| AIM |
Present the data once more in exactly its original form.

[start of DATA SECTION]

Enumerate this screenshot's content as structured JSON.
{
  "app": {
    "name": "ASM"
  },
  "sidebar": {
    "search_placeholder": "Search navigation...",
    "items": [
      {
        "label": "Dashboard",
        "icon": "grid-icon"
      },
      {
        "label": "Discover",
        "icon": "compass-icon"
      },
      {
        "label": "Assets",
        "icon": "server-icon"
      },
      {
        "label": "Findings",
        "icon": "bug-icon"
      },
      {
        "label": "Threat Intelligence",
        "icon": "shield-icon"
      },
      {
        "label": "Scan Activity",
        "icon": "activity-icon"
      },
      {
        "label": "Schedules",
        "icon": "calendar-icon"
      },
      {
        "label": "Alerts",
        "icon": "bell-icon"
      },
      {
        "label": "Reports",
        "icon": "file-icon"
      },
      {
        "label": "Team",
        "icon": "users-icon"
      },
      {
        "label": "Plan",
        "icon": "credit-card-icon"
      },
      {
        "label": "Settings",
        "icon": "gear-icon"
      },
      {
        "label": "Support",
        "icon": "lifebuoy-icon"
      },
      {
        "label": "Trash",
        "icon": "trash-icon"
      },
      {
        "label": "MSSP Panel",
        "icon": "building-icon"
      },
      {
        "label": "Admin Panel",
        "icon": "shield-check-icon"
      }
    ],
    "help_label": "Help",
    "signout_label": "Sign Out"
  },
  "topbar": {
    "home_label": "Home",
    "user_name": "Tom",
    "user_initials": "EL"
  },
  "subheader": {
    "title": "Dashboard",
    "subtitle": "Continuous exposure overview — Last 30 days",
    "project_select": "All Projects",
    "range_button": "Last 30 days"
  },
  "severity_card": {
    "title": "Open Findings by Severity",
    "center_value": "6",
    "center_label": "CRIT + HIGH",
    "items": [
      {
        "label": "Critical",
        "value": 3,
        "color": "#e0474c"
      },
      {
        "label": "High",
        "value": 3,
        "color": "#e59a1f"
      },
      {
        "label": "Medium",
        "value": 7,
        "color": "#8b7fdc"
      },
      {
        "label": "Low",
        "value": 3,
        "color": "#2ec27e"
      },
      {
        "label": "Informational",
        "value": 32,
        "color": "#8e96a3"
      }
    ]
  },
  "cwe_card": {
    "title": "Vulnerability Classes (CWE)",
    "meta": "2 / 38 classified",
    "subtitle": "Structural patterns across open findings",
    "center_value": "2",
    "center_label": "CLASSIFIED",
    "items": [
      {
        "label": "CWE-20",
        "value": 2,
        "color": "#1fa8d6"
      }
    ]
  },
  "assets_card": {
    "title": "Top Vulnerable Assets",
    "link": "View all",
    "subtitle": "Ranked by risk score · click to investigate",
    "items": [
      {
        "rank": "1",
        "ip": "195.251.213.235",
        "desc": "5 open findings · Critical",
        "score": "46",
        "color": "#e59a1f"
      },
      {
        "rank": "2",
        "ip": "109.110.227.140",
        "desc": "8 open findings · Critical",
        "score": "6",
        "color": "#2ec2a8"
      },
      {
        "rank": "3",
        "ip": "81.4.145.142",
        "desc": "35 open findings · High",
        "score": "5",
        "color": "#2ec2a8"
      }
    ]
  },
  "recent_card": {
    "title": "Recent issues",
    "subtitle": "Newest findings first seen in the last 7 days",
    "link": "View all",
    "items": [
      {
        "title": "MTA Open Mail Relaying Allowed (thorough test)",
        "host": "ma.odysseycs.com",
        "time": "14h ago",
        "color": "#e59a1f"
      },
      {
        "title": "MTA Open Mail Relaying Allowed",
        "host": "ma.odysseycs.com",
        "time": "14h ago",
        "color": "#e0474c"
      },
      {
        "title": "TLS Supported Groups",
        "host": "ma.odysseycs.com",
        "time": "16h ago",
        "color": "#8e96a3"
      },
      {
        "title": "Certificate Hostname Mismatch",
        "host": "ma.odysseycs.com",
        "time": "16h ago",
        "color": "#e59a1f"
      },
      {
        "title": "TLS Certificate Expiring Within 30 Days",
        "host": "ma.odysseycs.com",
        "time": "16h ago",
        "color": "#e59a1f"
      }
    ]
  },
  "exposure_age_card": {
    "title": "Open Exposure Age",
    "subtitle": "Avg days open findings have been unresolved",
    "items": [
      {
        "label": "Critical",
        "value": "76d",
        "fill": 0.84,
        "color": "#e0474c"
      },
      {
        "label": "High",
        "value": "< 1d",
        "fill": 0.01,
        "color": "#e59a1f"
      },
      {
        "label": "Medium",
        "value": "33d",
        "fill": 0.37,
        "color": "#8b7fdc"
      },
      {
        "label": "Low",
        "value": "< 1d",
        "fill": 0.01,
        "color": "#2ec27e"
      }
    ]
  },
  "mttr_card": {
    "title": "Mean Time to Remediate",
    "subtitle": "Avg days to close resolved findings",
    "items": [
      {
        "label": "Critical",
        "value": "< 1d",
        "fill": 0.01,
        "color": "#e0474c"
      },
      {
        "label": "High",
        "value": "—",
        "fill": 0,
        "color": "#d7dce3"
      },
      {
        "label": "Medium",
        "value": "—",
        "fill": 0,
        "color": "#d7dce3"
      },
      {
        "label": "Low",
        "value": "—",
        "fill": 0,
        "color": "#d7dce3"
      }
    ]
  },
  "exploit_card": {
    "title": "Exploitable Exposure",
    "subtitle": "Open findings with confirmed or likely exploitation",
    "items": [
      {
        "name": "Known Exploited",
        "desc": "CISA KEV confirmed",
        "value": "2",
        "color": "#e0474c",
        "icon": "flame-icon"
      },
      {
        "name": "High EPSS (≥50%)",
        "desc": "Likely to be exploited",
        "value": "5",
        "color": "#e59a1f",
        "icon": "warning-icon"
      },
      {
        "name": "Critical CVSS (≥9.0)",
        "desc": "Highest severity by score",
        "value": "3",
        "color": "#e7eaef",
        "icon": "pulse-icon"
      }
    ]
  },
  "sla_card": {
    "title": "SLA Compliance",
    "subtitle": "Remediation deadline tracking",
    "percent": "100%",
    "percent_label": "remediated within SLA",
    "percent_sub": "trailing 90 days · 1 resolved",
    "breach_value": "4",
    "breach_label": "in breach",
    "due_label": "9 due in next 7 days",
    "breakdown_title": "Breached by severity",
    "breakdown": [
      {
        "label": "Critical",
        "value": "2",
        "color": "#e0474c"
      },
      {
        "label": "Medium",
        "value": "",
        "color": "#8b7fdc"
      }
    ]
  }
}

[end of DATA SECTION]

| ANSWER BELOW |
Enumerate this screenshot's content as structured JSON.
{
  "app": {
    "name": "ASM"
  },
  "sidebar": {
    "search_placeholder": "Search navigation...",
    "items": [
      {
        "label": "Dashboard",
        "icon": "grid-icon"
      },
      {
        "label": "Discover",
        "icon": "compass-icon"
      },
      {
        "label": "Assets",
        "icon": "server-icon"
      },
      {
        "label": "Findings",
        "icon": "bug-icon"
      },
      {
        "label": "Threat Intelligence",
        "icon": "shield-icon"
      },
      {
        "label": "Scan Activity",
        "icon": "activity-icon"
      },
      {
        "label": "Schedules",
        "icon": "calendar-icon"
      },
      {
        "label": "Alerts",
        "icon": "bell-icon"
      },
      {
        "label": "Reports",
        "icon": "file-icon"
      },
      {
        "label": "Team",
        "icon": "users-icon"
      },
      {
        "label": "Plan",
        "icon": "credit-card-icon"
      },
      {
        "label": "Settings",
        "icon": "gear-icon"
      },
      {
        "label": "Support",
        "icon": "lifebuoy-icon"
      },
      {
        "label": "Trash",
        "icon": "trash-icon"
      },
      {
        "label": "MSSP Panel",
        "icon": "building-icon"
      },
      {
        "label": "Admin Panel",
        "icon": "shield-check-icon"
      }
    ],
    "help_label": "Help",
    "signout_label": "Sign Out"
  },
  "topbar": {
    "home_label": "Home",
    "user_name": "Tom",
    "user_initials": "EL"
  },
  "subheader": {
    "title": "Dashboard",
    "subtitle": "Continuous exposure overview — Last 30 days",
    "project_select": "All Projects",
    "range_button": "Last 30 days"
  },
  "severity_card": {
    "title": "Open Findings by Severity",
    "center_value": "6",
    "center_label": "CRIT + HIGH",
    "items": [
      {
        "label": "Critical",
        "value": 3,
        "color": "#e0474c"
      },
      {
        "label": "High",
        "value": 3,
        "color": "#e59a1f"
      },
      {
        "label": "Medium",
        "value": 7,
        "color": "#8b7fdc"
      },
      {
        "label": "Low",
        "value": 3,
        "color": "#2ec27e"
      },
      {
        "label": "Informational",
        "value": 32,
        "color": "#8e96a3"
      }
    ]
  },
  "cwe_card": {
    "title": "Vulnerability Classes (CWE)",
    "meta": "2 / 38 classified",
    "subtitle": "Structural patterns across open findings",
    "center_value": "2",
    "center_label": "CLASSIFIED",
    "items": [
      {
        "label": "CWE-20",
        "value": 2,
        "color": "#1fa8d6"
      }
    ]
  },
  "assets_card": {
    "title": "Top Vulnerable Assets",
    "link": "View all",
    "subtitle": "Ranked by risk score · click to investigate",
    "items": [
      {
        "rank": "1",
        "ip": "195.251.213.235",
        "desc": "5 open findings · Critical",
        "score": "46",
        "color": "#e59a1f"
      },
      {
        "rank": "2",
        "ip": "109.110.227.140",
        "desc": "8 open findings · Critical",
        "score": "6",
        "color": "#2ec2a8"
      },
      {
        "rank": "3",
        "ip": "81.4.145.142",
        "desc": "35 open findings · High",
        "score": "5",
        "color": "#2ec2a8"
      }
    ]
  },
  "recent_card": {
    "title": "Recent issues",
    "subtitle": "Newest findings first seen in the last 7 days",
    "link": "View all",
    "items": [
      {
        "title": "MTA Open Mail Relaying Allowed (thorough test)",
        "host": "ma.odysseycs.com",
        "time": "14h ago",
        "color": "#e59a1f"
      },
      {
        "title": "MTA Open Mail Relaying Allowed",
        "host": "ma.odysseycs.com",
        "time": "14h ago",
        "color": "#e0474c"
      },
      {
        "title": "TLS Supported Groups",
        "host": "ma.odysseycs.com",
        "time": "16h ago",
        "color": "#8e96a3"
      },
      {
        "title": "Certificate Hostname Mismatch",
        "host": "ma.odysseycs.com",
        "time": "16h ago",
        "color": "#e59a1f"
      },
      {
        "title": "TLS Certificate Expiring Within 30 Days",
        "host": "ma.odysseycs.com",
        "time": "16h ago",
        "color": "#e59a1f"
      }
    ]
  },
  "exposure_age_card": {
    "title": "Open Exposure Age",
    "subtitle": "Avg days open findings have been unresolved",
    "items": [
      {
        "label": "Critical",
        "value": "76d",
        "fill": 0.84,
        "color": "#e0474c"
      },
      {
        "label": "High",
        "value": "< 1d",
        "fill": 0.01,
        "color": "#e59a1f"
      },
      {
        "label": "Medium",
        "value": "33d",
        "fill": 0.37,
        "color": "#8b7fdc"
      },
      {
        "label": "Low",
        "value": "< 1d",
        "fill": 0.01,
        "color": "#2ec27e"
      }
    ]
  },
  "mttr_card": {
    "title": "Mean Time to Remediate",
    "subtitle": "Avg days to close resolved findings",
    "items": [
      {
        "label": "Critical",
        "value": "< 1d",
        "fill": 0.01,
        "color": "#e0474c"
      },
      {
        "label": "High",
        "value": "—",
        "fill": 0,
        "color": "#d7dce3"
      },
      {
        "label": "Medium",
        "value": "—",
        "fill": 0,
        "color": "#d7dce3"
      },
      {
        "label": "Low",
        "value": "—",
        "fill": 0,
        "color": "#d7dce3"
      }
    ]
  },
  "exploit_card": {
    "title": "Exploitable Exposure",
    "subtitle": "Open findings with confirmed or likely exploitation",
    "items": [
      {
        "name": "Known Exploited",
        "desc": "CISA KEV confirmed",
        "value": "2",
        "color": "#e0474c",
        "icon": "flame-icon"
      },
      {
        "name": "High EPSS (≥50%)",
        "desc": "Likely to be exploited",
        "value": "5",
        "color": "#e59a1f",
        "icon": "warning-icon"
      },
      {
        "name": "Critical CVSS (≥9.0)",
        "desc": "Highest severity by score",
        "value": "3",
        "color": "#e7eaef",
        "icon": "pulse-icon"
      }
    ]
  },
  "sla_card": {
    "title": "SLA Compliance",
    "subtitle": "Remediation deadline tracking",
    "percent": "100%",
    "percent_label": "remediated within SLA",
    "percent_sub": "trailing 90 days · 1 resolved",
    "breach_value": "4",
    "breach_label": "in breach",
    "due_label": "9 due in next 7 days",
    "breakdown_title": "Breached by severity",
    "breakdown": [
      {
        "label": "Critical",
        "value": "2",
        "color": "#e0474c"
      },
      {
        "label": "Medium",
        "value": "",
        "color": "#8b7fdc"
      }
    ]
  }
}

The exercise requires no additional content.